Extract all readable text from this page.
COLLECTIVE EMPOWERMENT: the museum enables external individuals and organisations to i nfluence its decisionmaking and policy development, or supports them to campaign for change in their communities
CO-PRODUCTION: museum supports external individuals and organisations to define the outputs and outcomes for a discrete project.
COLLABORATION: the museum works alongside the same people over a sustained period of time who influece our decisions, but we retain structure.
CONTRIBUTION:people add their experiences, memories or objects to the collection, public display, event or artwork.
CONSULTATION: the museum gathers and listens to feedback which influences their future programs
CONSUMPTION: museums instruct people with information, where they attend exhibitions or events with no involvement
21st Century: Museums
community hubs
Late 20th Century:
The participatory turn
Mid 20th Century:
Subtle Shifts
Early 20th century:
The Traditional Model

Exercise objective
All of the material above needs to be retyped word for word.

Expected output
Extract all readable text from this page.
COLLECTIVE EMPOWERMENT: the museum enables external individuals and organisations to i nfluence its decisionmaking and policy development, or supports them to campaign for change in their communities
CO-PRODUCTION: museum supports external individuals and organisations to define the outputs and outcomes for a discrete project.
COLLABORATION: the museum works alongside the same people over a sustained period of time who influece our decisions, but we retain structure.
CONTRIBUTION:people add their experiences, memories or objects to the collection, public display, event or artwork.
CONSULTATION: the museum gathers and listens to feedback which influences their future programs
CONSUMPTION: museums instruct people with information, where they attend exhibitions or events with no involvement
21st Century: Museums
community hubs
Late 20th Century:
The participatory turn
Mid 20th Century:
Subtle Shifts
Early 20th century:
The Traditional Model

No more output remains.